● **Input records**
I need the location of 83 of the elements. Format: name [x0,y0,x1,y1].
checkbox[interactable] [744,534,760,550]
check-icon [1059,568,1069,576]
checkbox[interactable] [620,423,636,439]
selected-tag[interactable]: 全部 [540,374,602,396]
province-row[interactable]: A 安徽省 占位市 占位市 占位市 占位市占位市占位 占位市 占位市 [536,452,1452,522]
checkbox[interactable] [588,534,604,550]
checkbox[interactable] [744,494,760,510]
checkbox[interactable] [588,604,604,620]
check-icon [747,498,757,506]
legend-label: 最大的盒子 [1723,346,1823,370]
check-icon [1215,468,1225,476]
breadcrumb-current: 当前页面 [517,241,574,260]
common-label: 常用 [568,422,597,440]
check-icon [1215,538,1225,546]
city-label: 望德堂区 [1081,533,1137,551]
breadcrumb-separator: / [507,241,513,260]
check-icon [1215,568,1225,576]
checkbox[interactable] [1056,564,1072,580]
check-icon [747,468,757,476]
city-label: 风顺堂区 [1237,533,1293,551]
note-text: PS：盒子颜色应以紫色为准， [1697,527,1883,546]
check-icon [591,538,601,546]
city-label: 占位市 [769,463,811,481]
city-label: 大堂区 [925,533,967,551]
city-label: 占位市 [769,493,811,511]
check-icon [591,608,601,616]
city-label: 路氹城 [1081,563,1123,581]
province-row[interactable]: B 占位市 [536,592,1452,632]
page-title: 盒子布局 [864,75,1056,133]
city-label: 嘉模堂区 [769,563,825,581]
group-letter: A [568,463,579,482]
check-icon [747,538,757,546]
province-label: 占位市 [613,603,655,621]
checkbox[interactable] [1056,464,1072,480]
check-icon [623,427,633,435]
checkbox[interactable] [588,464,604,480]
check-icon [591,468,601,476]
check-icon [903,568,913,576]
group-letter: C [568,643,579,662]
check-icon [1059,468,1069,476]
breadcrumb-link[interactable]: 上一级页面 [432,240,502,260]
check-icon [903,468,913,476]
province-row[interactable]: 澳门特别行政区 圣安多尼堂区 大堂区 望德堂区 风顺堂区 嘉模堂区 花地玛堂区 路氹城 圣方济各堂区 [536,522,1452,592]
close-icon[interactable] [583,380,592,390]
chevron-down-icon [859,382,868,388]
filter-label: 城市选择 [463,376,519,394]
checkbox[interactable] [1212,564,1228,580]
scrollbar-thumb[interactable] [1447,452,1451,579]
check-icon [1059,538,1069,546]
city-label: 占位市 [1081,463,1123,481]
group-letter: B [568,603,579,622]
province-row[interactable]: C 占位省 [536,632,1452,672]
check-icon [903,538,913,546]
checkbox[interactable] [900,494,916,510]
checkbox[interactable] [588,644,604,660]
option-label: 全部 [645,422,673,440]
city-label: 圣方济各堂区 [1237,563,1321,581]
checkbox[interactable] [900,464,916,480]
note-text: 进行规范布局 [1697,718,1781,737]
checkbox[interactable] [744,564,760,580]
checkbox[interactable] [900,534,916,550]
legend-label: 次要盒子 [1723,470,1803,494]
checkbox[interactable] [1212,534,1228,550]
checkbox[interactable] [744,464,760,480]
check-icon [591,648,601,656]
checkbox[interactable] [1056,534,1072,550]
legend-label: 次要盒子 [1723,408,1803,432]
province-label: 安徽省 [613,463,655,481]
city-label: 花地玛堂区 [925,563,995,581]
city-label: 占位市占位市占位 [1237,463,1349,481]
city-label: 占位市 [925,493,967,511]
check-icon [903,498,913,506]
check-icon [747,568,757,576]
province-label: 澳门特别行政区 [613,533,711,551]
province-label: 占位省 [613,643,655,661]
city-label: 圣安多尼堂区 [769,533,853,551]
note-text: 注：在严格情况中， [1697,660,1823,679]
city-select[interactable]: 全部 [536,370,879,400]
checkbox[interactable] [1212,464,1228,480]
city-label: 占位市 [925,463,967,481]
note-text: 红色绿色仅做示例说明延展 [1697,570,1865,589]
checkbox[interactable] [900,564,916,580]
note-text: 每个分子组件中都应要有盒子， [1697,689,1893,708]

==

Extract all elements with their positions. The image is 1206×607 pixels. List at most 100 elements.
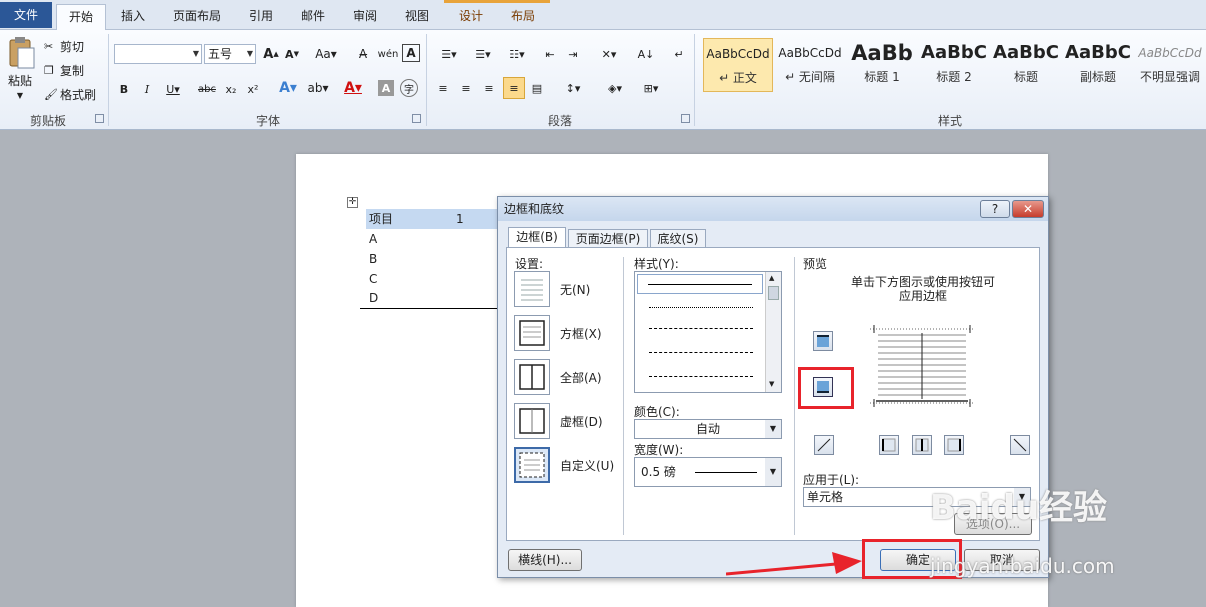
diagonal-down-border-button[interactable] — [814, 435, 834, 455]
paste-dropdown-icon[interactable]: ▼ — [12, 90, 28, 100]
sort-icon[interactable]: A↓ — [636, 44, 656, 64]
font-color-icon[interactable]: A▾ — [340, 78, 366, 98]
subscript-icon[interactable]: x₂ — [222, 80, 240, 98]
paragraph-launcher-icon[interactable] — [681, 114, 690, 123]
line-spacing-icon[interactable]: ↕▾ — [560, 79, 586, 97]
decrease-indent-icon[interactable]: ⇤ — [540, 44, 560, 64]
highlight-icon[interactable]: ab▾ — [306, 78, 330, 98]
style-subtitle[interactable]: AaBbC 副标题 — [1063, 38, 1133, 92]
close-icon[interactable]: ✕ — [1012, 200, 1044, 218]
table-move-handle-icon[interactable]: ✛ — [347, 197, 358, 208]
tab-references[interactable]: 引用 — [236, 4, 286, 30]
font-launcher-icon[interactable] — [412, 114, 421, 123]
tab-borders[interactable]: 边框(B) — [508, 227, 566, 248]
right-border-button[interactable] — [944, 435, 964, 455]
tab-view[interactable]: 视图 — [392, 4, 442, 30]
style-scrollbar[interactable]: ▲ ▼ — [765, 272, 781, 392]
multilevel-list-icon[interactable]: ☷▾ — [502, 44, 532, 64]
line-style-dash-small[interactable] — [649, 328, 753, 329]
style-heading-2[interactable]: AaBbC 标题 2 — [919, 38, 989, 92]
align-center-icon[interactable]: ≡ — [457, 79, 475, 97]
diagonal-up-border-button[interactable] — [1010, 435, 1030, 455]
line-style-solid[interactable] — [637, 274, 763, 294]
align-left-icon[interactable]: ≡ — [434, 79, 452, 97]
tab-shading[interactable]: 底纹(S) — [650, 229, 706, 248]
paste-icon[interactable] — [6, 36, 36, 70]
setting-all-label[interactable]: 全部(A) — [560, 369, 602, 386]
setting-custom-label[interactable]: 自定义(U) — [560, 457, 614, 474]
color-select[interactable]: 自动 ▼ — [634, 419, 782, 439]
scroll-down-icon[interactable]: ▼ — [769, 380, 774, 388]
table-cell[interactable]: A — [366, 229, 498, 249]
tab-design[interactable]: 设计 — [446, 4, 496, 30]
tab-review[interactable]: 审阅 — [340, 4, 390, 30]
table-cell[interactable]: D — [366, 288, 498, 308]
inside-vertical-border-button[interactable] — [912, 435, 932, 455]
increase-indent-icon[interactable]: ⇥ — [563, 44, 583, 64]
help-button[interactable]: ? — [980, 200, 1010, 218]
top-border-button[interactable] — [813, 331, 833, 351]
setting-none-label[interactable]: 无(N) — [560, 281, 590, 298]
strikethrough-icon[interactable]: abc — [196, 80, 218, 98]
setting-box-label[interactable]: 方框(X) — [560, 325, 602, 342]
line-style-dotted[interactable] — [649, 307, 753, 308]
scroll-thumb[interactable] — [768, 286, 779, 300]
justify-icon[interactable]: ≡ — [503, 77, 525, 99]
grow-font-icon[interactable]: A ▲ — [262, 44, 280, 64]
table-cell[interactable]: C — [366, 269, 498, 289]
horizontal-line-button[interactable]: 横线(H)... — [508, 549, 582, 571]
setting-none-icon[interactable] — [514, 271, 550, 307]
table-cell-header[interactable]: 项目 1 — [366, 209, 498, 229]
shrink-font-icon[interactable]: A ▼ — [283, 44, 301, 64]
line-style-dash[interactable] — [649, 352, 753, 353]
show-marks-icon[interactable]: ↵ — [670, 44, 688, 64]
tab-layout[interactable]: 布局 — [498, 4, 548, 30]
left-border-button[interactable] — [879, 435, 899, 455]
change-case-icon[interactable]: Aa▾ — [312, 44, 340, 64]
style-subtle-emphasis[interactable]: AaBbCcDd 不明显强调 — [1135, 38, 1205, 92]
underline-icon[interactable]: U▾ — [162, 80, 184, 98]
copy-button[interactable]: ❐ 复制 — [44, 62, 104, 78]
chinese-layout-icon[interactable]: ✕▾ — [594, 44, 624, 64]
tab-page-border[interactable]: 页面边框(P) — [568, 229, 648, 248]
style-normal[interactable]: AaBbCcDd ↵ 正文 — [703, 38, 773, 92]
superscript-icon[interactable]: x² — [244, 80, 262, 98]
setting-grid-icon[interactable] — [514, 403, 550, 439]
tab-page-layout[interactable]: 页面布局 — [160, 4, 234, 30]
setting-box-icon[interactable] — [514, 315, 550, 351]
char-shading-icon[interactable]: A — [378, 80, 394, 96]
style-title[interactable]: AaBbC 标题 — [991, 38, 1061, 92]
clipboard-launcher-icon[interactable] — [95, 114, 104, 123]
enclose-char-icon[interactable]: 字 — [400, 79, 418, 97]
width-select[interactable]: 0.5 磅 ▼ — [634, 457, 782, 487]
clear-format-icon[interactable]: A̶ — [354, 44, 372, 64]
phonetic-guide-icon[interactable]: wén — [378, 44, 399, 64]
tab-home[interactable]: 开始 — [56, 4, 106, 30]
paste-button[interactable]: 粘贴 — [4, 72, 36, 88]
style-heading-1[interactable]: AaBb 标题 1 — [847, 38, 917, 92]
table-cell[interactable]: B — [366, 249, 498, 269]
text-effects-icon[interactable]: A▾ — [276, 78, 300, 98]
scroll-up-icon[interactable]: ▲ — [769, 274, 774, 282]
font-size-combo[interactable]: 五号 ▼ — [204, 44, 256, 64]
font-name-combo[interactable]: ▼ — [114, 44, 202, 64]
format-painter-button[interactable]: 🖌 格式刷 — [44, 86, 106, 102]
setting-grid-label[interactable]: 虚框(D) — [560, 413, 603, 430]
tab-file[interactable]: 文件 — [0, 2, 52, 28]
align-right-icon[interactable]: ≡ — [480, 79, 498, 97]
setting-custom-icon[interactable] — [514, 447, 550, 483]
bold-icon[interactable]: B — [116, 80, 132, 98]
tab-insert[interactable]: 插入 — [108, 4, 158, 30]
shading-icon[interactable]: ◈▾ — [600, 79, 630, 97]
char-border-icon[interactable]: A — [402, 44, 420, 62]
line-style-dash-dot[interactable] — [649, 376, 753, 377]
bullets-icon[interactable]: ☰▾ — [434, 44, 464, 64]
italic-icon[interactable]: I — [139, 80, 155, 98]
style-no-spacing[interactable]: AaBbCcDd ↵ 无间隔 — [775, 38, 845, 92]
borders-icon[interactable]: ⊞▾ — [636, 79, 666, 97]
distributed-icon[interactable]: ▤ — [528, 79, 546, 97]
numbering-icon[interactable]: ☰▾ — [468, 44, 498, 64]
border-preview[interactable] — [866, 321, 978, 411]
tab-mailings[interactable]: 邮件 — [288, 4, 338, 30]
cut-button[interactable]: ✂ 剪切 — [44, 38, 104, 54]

● **Do this**
Reproduce the entries above without any changes, starting at the line with "I need the location" and ending with the line with "province-label: 占位市 [613,603,655,621]", both of those lines included.

● **Exercise result**
I need the location of 83 of the elements. Format: name [x0,y0,x1,y1].
checkbox[interactable] [744,534,760,550]
check-icon [1059,568,1069,576]
checkbox[interactable] [620,423,636,439]
selected-tag[interactable]: 全部 [540,374,602,396]
province-row[interactable]: A 安徽省 占位市 占位市 占位市 占位市占位市占位 占位市 占位市 [536,452,1452,522]
checkbox[interactable] [588,534,604,550]
checkbox[interactable] [744,494,760,510]
checkbox[interactable] [588,604,604,620]
check-icon [747,498,757,506]
legend-label: 最大的盒子 [1723,346,1823,370]
check-icon [1215,468,1225,476]
breadcrumb-current: 当前页面 [517,241,574,260]
common-label: 常用 [568,422,597,440]
check-icon [1215,538,1225,546]
city-label: 望德堂区 [1081,533,1137,551]
breadcrumb-separator: / [507,241,513,260]
check-icon [1215,568,1225,576]
checkbox[interactable] [1056,564,1072,580]
check-icon [747,468,757,476]
city-label: 风顺堂区 [1237,533,1293,551]
note-text: PS：盒子颜色应以紫色为准， [1697,527,1883,546]
check-icon [591,538,601,546]
city-label: 占位市 [769,463,811,481]
city-label: 大堂区 [925,533,967,551]
city-label: 占位市 [769,493,811,511]
check-icon [591,608,601,616]
city-label: 路氹城 [1081,563,1123,581]
province-row[interactable]: B 占位市 [536,592,1452,632]
page-title: 盒子布局 [864,75,1056,133]
city-label: 嘉模堂区 [769,563,825,581]
group-letter: A [568,463,579,482]
check-icon [747,538,757,546]
province-label: 占位市 [613,603,655,621]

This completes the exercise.